Data entries for graphics
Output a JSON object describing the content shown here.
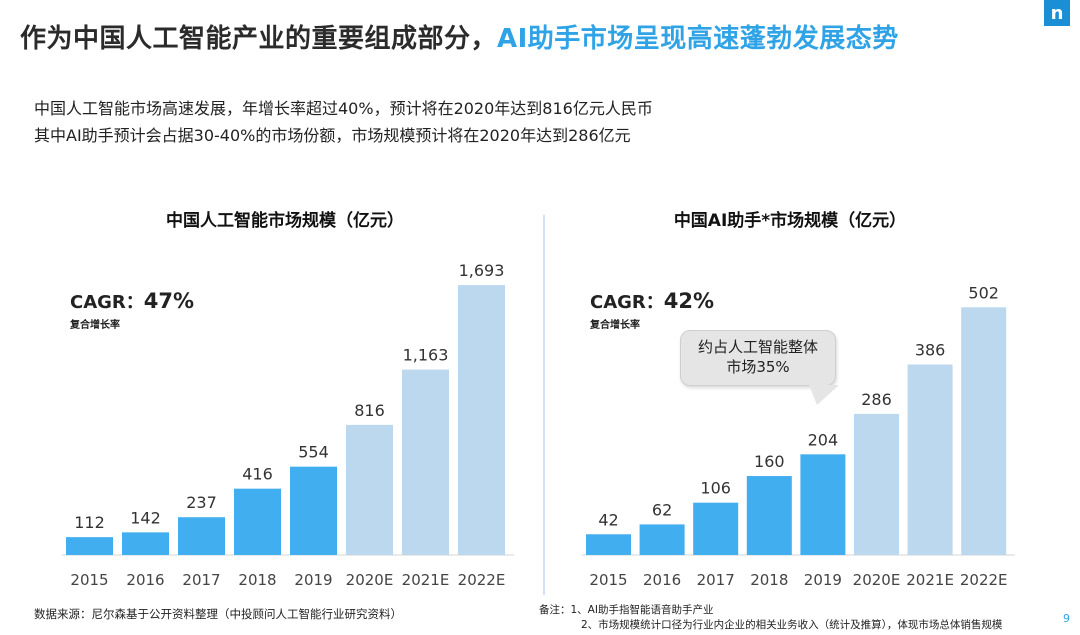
{
  "header": {
    "title_main": "作为中国人工智能产业的重要组成部分，",
    "title_accent": "AI助手市场呈现高速蓬勃发展态势",
    "logo": "n"
  },
  "summary": {
    "line1": "中国人工智能市场高速发展，年增长率超过40%，预计将在2020年达到816亿元人民币",
    "line2": "其中AI助手预计会占据30-40%的市场份额，市场规模预计将在2020年达到286亿元"
  },
  "left_panel": {
    "cagr_label": "CAGR：",
    "cagr_value": "47%",
    "cagr_sub": "复合增长率"
  },
  "right_panel": {
    "cagr_label": "CAGR：",
    "cagr_value": "42%",
    "cagr_sub": "复合增长率",
    "callout_line1": "约占人工智能整体",
    "callout_line2": "市场35%"
  },
  "footer": {
    "source": "数据来源：尼尔森基于公开资料整理（中投顾问人工智能行业研究资料）",
    "note1": "备注：1、AI助手指智能语音助手产业",
    "note2": "2、市场规模统计口径为行业内企业的相关业务收入（统计及推算），体现市场总体销售规模",
    "page_number": "9"
  },
  "colors": {
    "actual": "#41aef0",
    "forecast": "#bcd8ef",
    "accent": "#2fa3e6"
  },
  "chart_data": [
    {
      "type": "bar",
      "title": "中国人工智能市场规模（亿元）",
      "categories": [
        "2015",
        "2016",
        "2017",
        "2018",
        "2019",
        "2020E",
        "2021E",
        "2022E"
      ],
      "values": [
        112,
        142,
        237,
        416,
        554,
        816,
        1163,
        1693
      ],
      "value_labels": [
        "112",
        "142",
        "237",
        "416",
        "554",
        "816",
        "1,163",
        "1,693"
      ],
      "forecast_from_index": 5,
      "ylim": [
        0,
        1800
      ],
      "grid": false
    },
    {
      "type": "bar",
      "title": "中国AI助手*市场规模（亿元）",
      "categories": [
        "2015",
        "2016",
        "2017",
        "2018",
        "2019",
        "2020E",
        "2021E",
        "2022E"
      ],
      "values": [
        42,
        62,
        106,
        160,
        204,
        286,
        386,
        502
      ],
      "value_labels": [
        "42",
        "62",
        "106",
        "160",
        "204",
        "286",
        "386",
        "502"
      ],
      "forecast_from_index": 5,
      "ylim": [
        0,
        535
      ],
      "grid": false
    }
  ]
}
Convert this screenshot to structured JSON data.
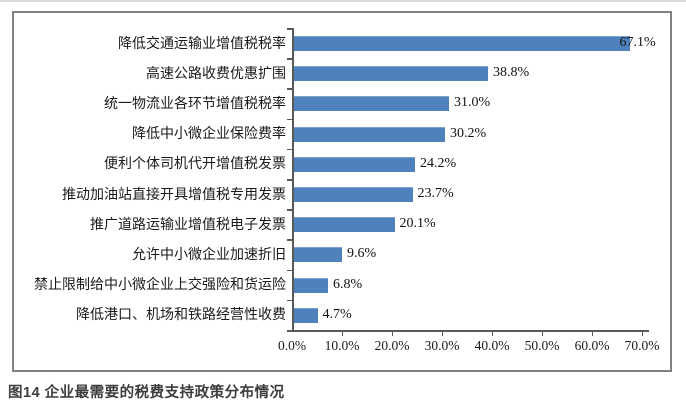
{
  "page": {
    "caption": "图14 企业最需要的税费支持政策分布情况"
  },
  "chart_data": {
    "type": "bar",
    "orientation": "horizontal",
    "title": "",
    "xlabel": "",
    "ylabel": "",
    "categories": [
      "降低交通运输业增值税税率",
      "高速公路收费优惠扩围",
      "统一物流业各环节增值税税率",
      "降低中小微企业保险费率",
      "便利个体司机代开增值税发票",
      "推动加油站直接开具增值税专用发票",
      "推广道路运输业增值税电子发票",
      "允许中小微企业加速折旧",
      "禁止限制给中小微企业上交强险和货运险",
      "降低港口、机场和铁路经营性收费"
    ],
    "values": [
      67.1,
      38.8,
      31.0,
      30.2,
      24.2,
      23.7,
      20.1,
      9.6,
      6.8,
      4.7
    ],
    "value_labels": [
      "67.1%",
      "38.8%",
      "31.0%",
      "30.2%",
      "24.2%",
      "23.7%",
      "20.1%",
      "9.6%",
      "6.8%",
      "4.7%"
    ],
    "xlim": [
      0,
      70
    ],
    "x_tick_labels": [
      "0.0%",
      "10.0%",
      "20.0%",
      "30.0%",
      "40.0%",
      "50.0%",
      "60.0%",
      "70.0%"
    ],
    "bar_color": "#4f81bd",
    "grid": false,
    "legend_position": "none"
  }
}
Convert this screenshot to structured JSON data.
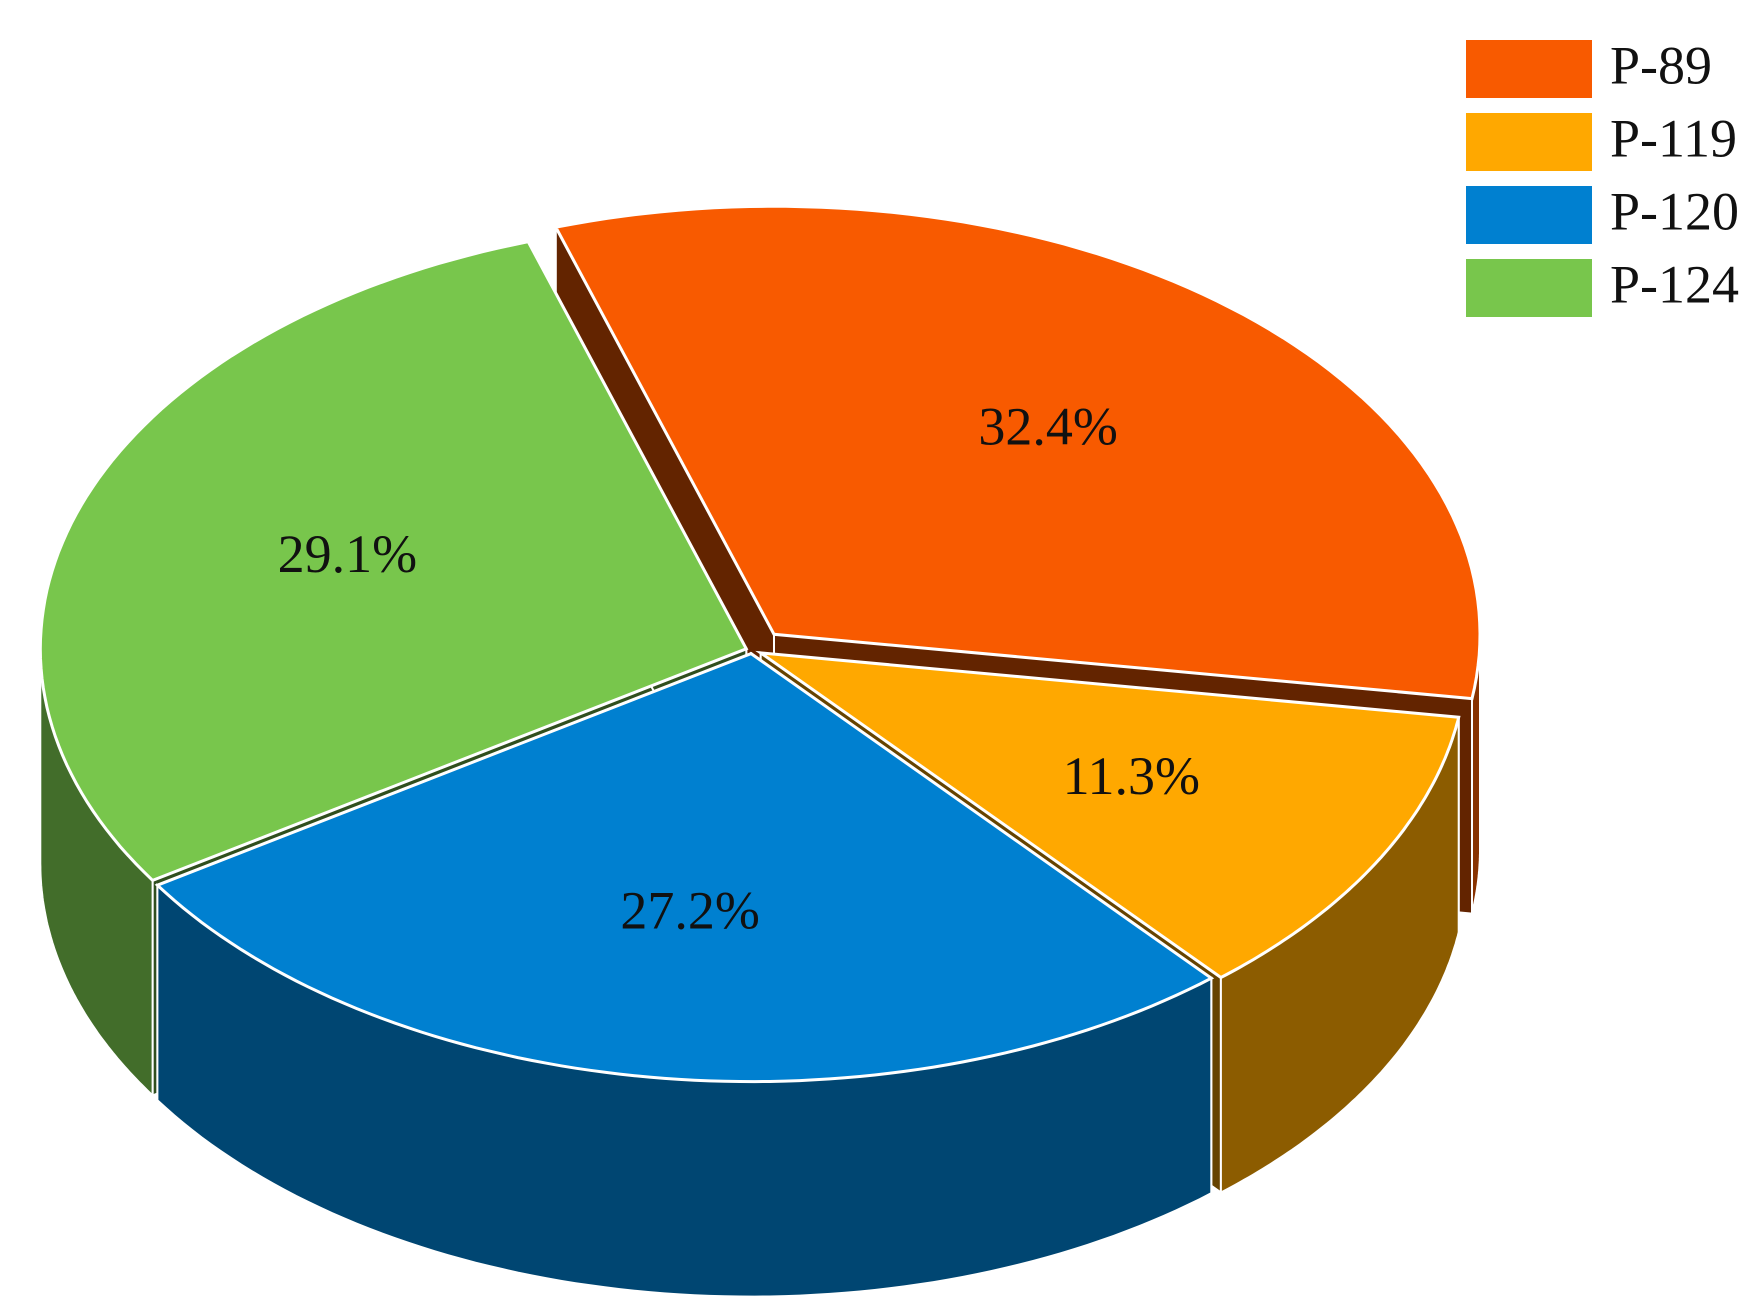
{
  "chart_data": {
    "type": "pie",
    "categories": [
      "P-89",
      "P-119",
      "P-120",
      "P-124"
    ],
    "values": [
      32.4,
      11.3,
      27.2,
      29.1
    ],
    "value_labels": [
      "32.4%",
      "11.3%",
      "27.2%",
      "29.1%"
    ],
    "colors": [
      "#f85a00",
      "#ffa800",
      "#0080d0",
      "#78c64c"
    ],
    "legend": "upper right"
  }
}
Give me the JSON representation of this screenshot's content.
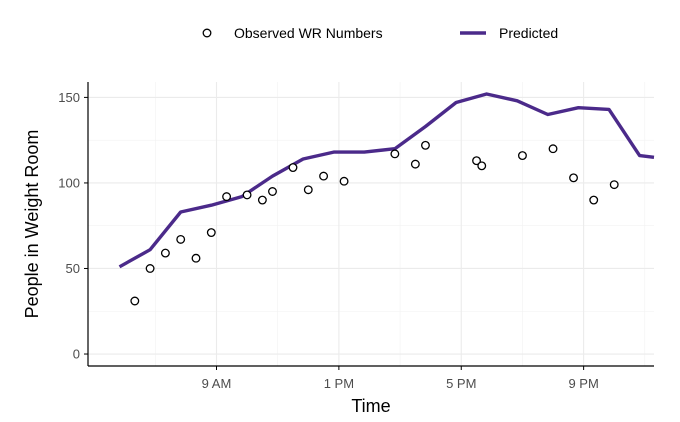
{
  "chart_data": {
    "type": "line",
    "xlabel": "Time",
    "ylabel": "People in Weight Room",
    "ylim": [
      -7,
      159
    ],
    "xlim": [
      4.8,
      23.3
    ],
    "grid": true,
    "legend_position": "top",
    "x_ticks": [
      {
        "value": 9,
        "label": "9 AM"
      },
      {
        "value": 13,
        "label": "1 PM"
      },
      {
        "value": 17,
        "label": "5 PM"
      },
      {
        "value": 21,
        "label": "9 PM"
      }
    ],
    "y_ticks": [
      {
        "value": 0,
        "label": "0"
      },
      {
        "value": 50,
        "label": "50"
      },
      {
        "value": 100,
        "label": "100"
      },
      {
        "value": 150,
        "label": "150"
      }
    ],
    "series": [
      {
        "name": "Observed WR Numbers",
        "kind": "points",
        "color": "#000000",
        "x": [
          6.33,
          6.83,
          7.33,
          7.83,
          8.33,
          8.83,
          9.33,
          10.0,
          10.5,
          10.83,
          11.5,
          12.0,
          12.5,
          13.17,
          14.83,
          15.5,
          15.83,
          17.5,
          17.67,
          19.0,
          20.0,
          20.67,
          21.33,
          22.0
        ],
        "y": [
          31,
          50,
          59,
          67,
          56,
          71,
          92,
          93,
          90,
          95,
          109,
          96,
          104,
          101,
          117,
          111,
          122,
          113,
          110,
          116,
          120,
          103,
          90,
          99
        ]
      },
      {
        "name": "Predicted",
        "kind": "line",
        "color": "#4b2a8a",
        "x": [
          5.83,
          6.83,
          7.83,
          8.83,
          9.83,
          10.83,
          11.83,
          12.83,
          13.83,
          14.83,
          15.83,
          16.83,
          17.83,
          18.83,
          19.83,
          20.83,
          21.83,
          22.83,
          23.3
        ],
        "y": [
          51,
          61,
          83,
          87,
          92,
          104,
          114,
          118,
          118,
          120,
          133,
          147,
          152,
          148,
          140,
          144,
          143,
          116,
          115
        ]
      }
    ]
  }
}
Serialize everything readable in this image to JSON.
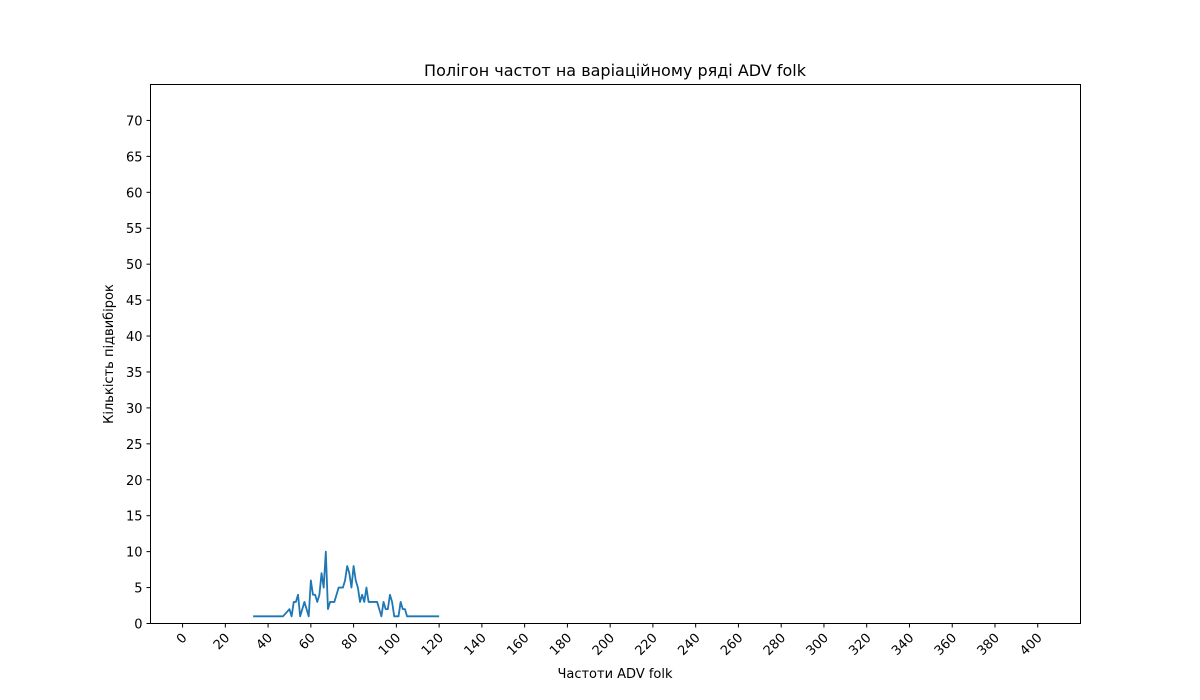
{
  "chart_data": {
    "type": "line",
    "title": "Полігон частот на варіаційному ряді ADV folk",
    "xlabel": "Частоти ADV folk",
    "ylabel": "Кількість підвибірок",
    "xlim": [
      -15,
      420
    ],
    "ylim": [
      0,
      75
    ],
    "xticks": [
      0,
      20,
      40,
      60,
      80,
      100,
      120,
      140,
      160,
      180,
      200,
      220,
      240,
      260,
      280,
      300,
      320,
      340,
      360,
      380,
      400
    ],
    "yticks": [
      0,
      5,
      10,
      15,
      20,
      25,
      30,
      35,
      40,
      45,
      50,
      55,
      60,
      65,
      70
    ],
    "xtick_rotation": 45,
    "grid": false,
    "series": [
      {
        "color": "#1f77b4",
        "x": [
          33,
          47,
          50,
          51,
          52,
          53,
          54,
          55,
          56,
          57,
          58,
          59,
          60,
          61,
          62,
          63,
          64,
          65,
          66,
          67,
          68,
          69,
          70,
          71,
          72,
          73,
          74,
          75,
          76,
          77,
          78,
          79,
          80,
          81,
          82,
          83,
          84,
          85,
          86,
          87,
          88,
          89,
          90,
          91,
          92,
          93,
          94,
          95,
          96,
          97,
          98,
          99,
          100,
          101,
          102,
          103,
          104,
          105,
          120
        ],
        "y": [
          1,
          1,
          2,
          1,
          3,
          3,
          4,
          1,
          2,
          3,
          2,
          1,
          6,
          4,
          4,
          3,
          4,
          7,
          5,
          10,
          2,
          3,
          3,
          3,
          4,
          5,
          5,
          5,
          6,
          8,
          7,
          5,
          8,
          6,
          5,
          3,
          4,
          3,
          5,
          3,
          3,
          3,
          3,
          3,
          2,
          1,
          3,
          2,
          2,
          4,
          3,
          1,
          1,
          1,
          3,
          2,
          2,
          1,
          1
        ]
      }
    ]
  }
}
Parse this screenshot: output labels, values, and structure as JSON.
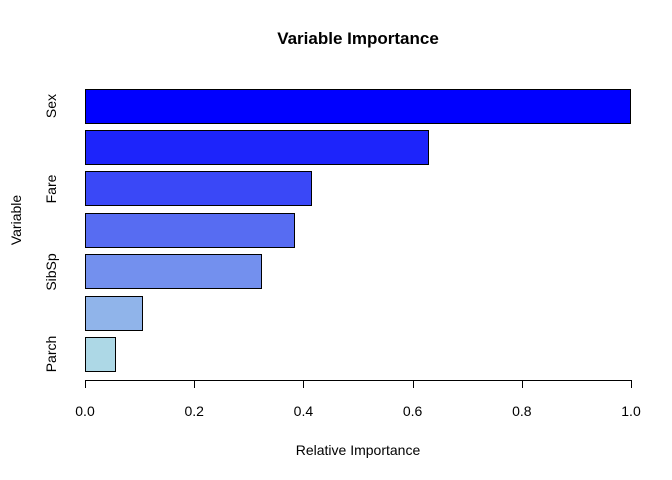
{
  "window": {
    "background_color": "#FFFFFF",
    "text_color": "#000000"
  },
  "chart_data": {
    "type": "bar",
    "orientation": "horizontal",
    "title": "Variable Importance",
    "xlabel": "Relative Importance",
    "ylabel": "Variable",
    "categories": [
      "Sex",
      "",
      "Fare",
      "",
      "SibSp",
      "",
      "Parch"
    ],
    "values": [
      1.0,
      0.63,
      0.415,
      0.385,
      0.325,
      0.107,
      0.057
    ],
    "bar_colors": [
      "#0000FF",
      "#1D24FB",
      "#3A48F7",
      "#576CF2",
      "#7390EE",
      "#90B4EA",
      "#ADD8E6"
    ],
    "bar_border_color": "#000000",
    "axis_color": "#000000",
    "xlim": [
      0.0,
      1.0
    ],
    "x_ticks": {
      "values": [
        0.0,
        0.2,
        0.4,
        0.6,
        0.8,
        1.0
      ],
      "labels": [
        "0.0",
        "0.2",
        "0.4",
        "0.6",
        "0.8",
        "1.0"
      ]
    },
    "grid": false,
    "legend": "none"
  }
}
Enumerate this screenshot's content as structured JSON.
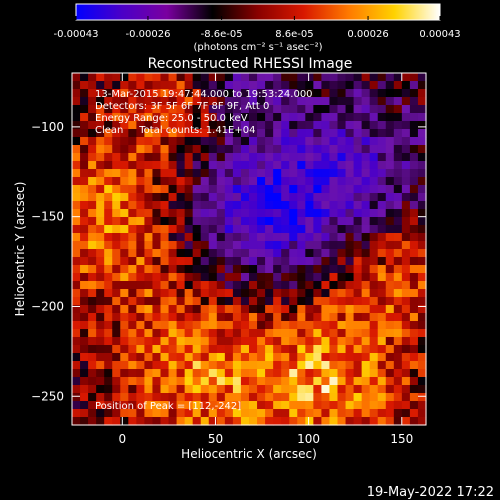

Aim of the exercise: Report how many lines of the records above contain the word "screenshot", and give only that number.

Correct result: 5